* Begin Records provided *

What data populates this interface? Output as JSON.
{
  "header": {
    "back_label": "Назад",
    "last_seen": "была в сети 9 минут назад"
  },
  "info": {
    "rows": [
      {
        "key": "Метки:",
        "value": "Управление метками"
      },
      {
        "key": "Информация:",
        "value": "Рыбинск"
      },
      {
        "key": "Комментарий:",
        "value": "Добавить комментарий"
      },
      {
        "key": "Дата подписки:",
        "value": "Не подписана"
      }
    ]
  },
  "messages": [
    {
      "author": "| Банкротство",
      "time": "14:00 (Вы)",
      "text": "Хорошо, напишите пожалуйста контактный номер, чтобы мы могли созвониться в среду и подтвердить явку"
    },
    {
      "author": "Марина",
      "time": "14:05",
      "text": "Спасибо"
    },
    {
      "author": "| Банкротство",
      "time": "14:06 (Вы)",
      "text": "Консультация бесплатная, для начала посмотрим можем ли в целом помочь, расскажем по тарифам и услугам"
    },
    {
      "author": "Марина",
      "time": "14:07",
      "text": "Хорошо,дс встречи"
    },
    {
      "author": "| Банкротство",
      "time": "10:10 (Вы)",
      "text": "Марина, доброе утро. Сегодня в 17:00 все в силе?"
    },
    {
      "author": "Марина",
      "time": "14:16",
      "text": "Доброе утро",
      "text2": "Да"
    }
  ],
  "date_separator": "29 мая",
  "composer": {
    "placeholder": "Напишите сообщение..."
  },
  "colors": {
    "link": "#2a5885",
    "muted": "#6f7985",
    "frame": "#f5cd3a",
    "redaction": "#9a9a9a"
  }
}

* End Records provided *

- **What you are asked to do**: Using the data above, output each line exactly.

- **Correct response**:
What data populates this interface? Output as JSON.
{
  "header": {
    "back_label": "Назад",
    "last_seen": "была в сети 9 минут назад"
  },
  "info": {
    "rows": [
      {
        "key": "Метки:",
        "value": "Управление метками"
      },
      {
        "key": "Информация:",
        "value": "Рыбинск"
      },
      {
        "key": "Комментарий:",
        "value": "Добавить комментарий"
      },
      {
        "key": "Дата подписки:",
        "value": "Не подписана"
      }
    ]
  },
  "messages": [
    {
      "author": "| Банкротство",
      "time": "14:00 (Вы)",
      "text": "Хорошо, напишите пожалуйста контактный номер, чтобы мы могли созвониться в среду и подтвердить явку"
    },
    {
      "author": "Марина",
      "time": "14:05",
      "text": "Спасибо"
    },
    {
      "author": "| Банкротство",
      "time": "14:06 (Вы)",
      "text": "Консультация бесплатная, для начала посмотрим можем ли в целом помочь, расскажем по тарифам и услугам"
    },
    {
      "author": "Марина",
      "time": "14:07",
      "text": "Хорошо,дс встречи"
    },
    {
      "author": "| Банкротство",
      "time": "10:10 (Вы)",
      "text": "Марина, доброе утро. Сегодня в 17:00 все в силе?"
    },
    {
      "author": "Марина",
      "time": "14:16",
      "text": "Доброе утро",
      "text2": "Да"
    }
  ],
  "date_separator": "29 мая",
  "composer": {
    "placeholder": "Напишите сообщение..."
  },
  "colors": {
    "link": "#2a5885",
    "muted": "#6f7985",
    "frame": "#f5cd3a",
    "redaction": "#9a9a9a"
  }
}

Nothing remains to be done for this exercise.